(Data excerpts)
.....
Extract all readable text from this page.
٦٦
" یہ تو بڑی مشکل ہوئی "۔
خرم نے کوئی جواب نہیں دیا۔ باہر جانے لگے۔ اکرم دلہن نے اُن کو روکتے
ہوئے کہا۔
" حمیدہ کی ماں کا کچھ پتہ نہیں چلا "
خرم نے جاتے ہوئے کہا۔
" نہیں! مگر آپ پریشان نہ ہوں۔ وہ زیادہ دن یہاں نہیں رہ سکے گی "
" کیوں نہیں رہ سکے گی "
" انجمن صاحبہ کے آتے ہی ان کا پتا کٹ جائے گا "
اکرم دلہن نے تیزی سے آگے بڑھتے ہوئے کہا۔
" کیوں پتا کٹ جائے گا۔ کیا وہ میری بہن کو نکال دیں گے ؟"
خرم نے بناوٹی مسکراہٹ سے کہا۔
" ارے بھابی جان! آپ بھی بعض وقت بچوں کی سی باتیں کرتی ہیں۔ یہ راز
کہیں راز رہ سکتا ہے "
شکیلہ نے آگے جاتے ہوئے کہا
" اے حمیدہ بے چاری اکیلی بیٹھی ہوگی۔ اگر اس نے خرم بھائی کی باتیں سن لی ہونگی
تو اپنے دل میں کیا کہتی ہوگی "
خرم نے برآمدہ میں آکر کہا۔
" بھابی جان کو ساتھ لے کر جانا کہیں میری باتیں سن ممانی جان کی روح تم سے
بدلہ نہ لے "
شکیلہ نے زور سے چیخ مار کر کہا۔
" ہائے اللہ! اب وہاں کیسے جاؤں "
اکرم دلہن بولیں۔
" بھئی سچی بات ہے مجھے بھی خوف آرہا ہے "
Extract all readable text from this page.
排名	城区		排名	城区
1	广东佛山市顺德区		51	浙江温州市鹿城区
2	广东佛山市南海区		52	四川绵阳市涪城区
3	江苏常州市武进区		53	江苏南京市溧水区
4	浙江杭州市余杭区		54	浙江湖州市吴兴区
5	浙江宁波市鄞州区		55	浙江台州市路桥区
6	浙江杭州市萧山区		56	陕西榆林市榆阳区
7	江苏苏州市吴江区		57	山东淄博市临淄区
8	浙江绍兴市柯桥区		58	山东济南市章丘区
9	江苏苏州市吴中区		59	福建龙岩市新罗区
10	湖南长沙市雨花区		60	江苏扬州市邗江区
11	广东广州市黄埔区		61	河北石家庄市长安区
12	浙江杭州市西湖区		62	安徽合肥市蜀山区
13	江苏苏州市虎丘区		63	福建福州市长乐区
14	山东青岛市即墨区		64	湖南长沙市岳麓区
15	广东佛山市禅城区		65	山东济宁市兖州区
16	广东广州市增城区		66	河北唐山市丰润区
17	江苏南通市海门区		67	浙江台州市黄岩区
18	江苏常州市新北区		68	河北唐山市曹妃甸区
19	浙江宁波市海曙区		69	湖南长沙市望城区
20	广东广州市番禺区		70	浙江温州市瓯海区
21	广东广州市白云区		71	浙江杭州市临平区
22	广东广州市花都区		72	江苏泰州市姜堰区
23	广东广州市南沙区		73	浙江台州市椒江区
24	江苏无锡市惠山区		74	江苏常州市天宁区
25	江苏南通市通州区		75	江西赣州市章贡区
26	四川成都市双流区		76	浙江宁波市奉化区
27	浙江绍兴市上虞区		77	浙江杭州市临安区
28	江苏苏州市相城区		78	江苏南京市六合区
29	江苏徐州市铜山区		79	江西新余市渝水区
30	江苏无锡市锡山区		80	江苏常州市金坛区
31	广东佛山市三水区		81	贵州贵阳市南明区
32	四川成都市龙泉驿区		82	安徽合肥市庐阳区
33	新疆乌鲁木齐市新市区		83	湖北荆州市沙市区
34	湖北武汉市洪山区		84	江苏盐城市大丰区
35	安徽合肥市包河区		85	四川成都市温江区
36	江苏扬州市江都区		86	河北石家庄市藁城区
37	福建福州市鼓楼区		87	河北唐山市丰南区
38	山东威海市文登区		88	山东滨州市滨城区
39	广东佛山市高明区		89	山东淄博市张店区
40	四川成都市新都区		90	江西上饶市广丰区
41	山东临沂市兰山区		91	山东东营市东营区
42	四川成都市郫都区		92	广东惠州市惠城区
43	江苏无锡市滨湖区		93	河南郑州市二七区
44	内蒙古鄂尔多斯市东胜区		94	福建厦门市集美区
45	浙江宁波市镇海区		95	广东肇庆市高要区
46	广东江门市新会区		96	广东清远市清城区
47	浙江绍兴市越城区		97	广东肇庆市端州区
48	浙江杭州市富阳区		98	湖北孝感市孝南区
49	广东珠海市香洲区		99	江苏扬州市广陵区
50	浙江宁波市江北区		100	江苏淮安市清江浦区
.....
_Your objective_.
Repeat the listing exactly, from its first line to its last.

_Solution to the exercise_.
Extract all readable text from this page.
٦٦
" یہ تو بڑی مشکل ہوئی "۔
خرم نے کوئی جواب نہیں دیا۔ باہر جانے لگے۔ اکرم دلہن نے اُن کو روکتے
ہوئے کہا۔
" حمیدہ کی ماں کا کچھ پتہ نہیں چلا "
خرم نے جاتے ہوئے کہا۔
" نہیں! مگر آپ پریشان نہ ہوں۔ وہ زیادہ دن یہاں نہیں رہ سکے گی "
" کیوں نہیں رہ سکے گی "
" انجمن صاحبہ کے آتے ہی ان کا پتا کٹ جائے گا "
اکرم دلہن نے تیزی سے آگے بڑھتے ہوئے کہا۔
" کیوں پتا کٹ جائے گا۔ کیا وہ میری بہن کو نکال دیں گے ؟"
خرم نے بناوٹی مسکراہٹ سے کہا۔
" ارے بھابی جان! آپ بھی بعض وقت بچوں کی سی باتیں کرتی ہیں۔ یہ راز
کہیں راز رہ سکتا ہے "
شکیلہ نے آگے جاتے ہوئے کہا
" اے حمیدہ بے چاری اکیلی بیٹھی ہوگی۔ اگر اس نے خرم بھائی کی باتیں سن لی ہونگی
تو اپنے دل میں کیا کہتی ہوگی "
خرم نے برآمدہ میں آکر کہا۔
" بھابی جان کو ساتھ لے کر جانا کہیں میری باتیں سن ممانی جان کی روح تم سے
بدلہ نہ لے "
شکیلہ نے زور سے چیخ مار کر کہا۔
" ہائے اللہ! اب وہاں کیسے جاؤں "
اکرم دلہن بولیں۔
" بھئی سچی بات ہے مجھے بھی خوف آرہا ہے "
Extract all readable text from this page.
排名	城区		排名	城区
1	广东佛山市顺德区		51	浙江温州市鹿城区
2	广东佛山市南海区		52	四川绵阳市涪城区
3	江苏常州市武进区		53	江苏南京市溧水区
4	浙江杭州市余杭区		54	浙江湖州市吴兴区
5	浙江宁波市鄞州区		55	浙江台州市路桥区
6	浙江杭州市萧山区		56	陕西榆林市榆阳区
7	江苏苏州市吴江区		57	山东淄博市临淄区
8	浙江绍兴市柯桥区		58	山东济南市章丘区
9	江苏苏州市吴中区		59	福建龙岩市新罗区
10	湖南长沙市雨花区		60	江苏扬州市邗江区
11	广东广州市黄埔区		61	河北石家庄市长安区
12	浙江杭州市西湖区		62	安徽合肥市蜀山区
13	江苏苏州市虎丘区		63	福建福州市长乐区
14	山东青岛市即墨区		64	湖南长沙市岳麓区
15	广东佛山市禅城区		65	山东济宁市兖州区
16	广东广州市增城区		66	河北唐山市丰润区
17	江苏南通市海门区		67	浙江台州市黄岩区
18	江苏常州市新北区		68	河北唐山市曹妃甸区
19	浙江宁波市海曙区		69	湖南长沙市望城区
20	广东广州市番禺区		70	浙江温州市瓯海区
21	广东广州市白云区		71	浙江杭州市临平区
22	广东广州市花都区		72	江苏泰州市姜堰区
23	广东广州市南沙区		73	浙江台州市椒江区
24	江苏无锡市惠山区		74	江苏常州市天宁区
25	江苏南通市通州区		75	江西赣州市章贡区
26	四川成都市双流区		76	浙江宁波市奉化区
27	浙江绍兴市上虞区		77	浙江杭州市临安区
28	江苏苏州市相城区		78	江苏南京市六合区
29	江苏徐州市铜山区		79	江西新余市渝水区
30	江苏无锡市锡山区		80	江苏常州市金坛区
31	广东佛山市三水区		81	贵州贵阳市南明区
32	四川成都市龙泉驿区		82	安徽合肥市庐阳区
33	新疆乌鲁木齐市新市区		83	湖北荆州市沙市区
34	湖北武汉市洪山区		84	江苏盐城市大丰区
35	安徽合肥市包河区		85	四川成都市温江区
36	江苏扬州市江都区		86	河北石家庄市藁城区
37	福建福州市鼓楼区		87	河北唐山市丰南区
38	山东威海市文登区		88	山东滨州市滨城区
39	广东佛山市高明区		89	山东淄博市张店区
40	四川成都市新都区		90	江西上饶市广丰区
41	山东临沂市兰山区		91	山东东营市东营区
42	四川成都市郫都区		92	广东惠州市惠城区
43	江苏无锡市滨湖区		93	河南郑州市二七区
44	内蒙古鄂尔多斯市东胜区		94	福建厦门市集美区
45	浙江宁波市镇海区		95	广东肇庆市高要区
46	广东江门市新会区		96	广东清远市清城区
47	浙江绍兴市越城区		97	广东肇庆市端州区
48	浙江杭州市富阳区		98	湖北孝感市孝南区
49	广东珠海市香洲区		99	江苏扬州市广陵区
50	浙江宁波市江北区		100	江苏淮安市清江浦区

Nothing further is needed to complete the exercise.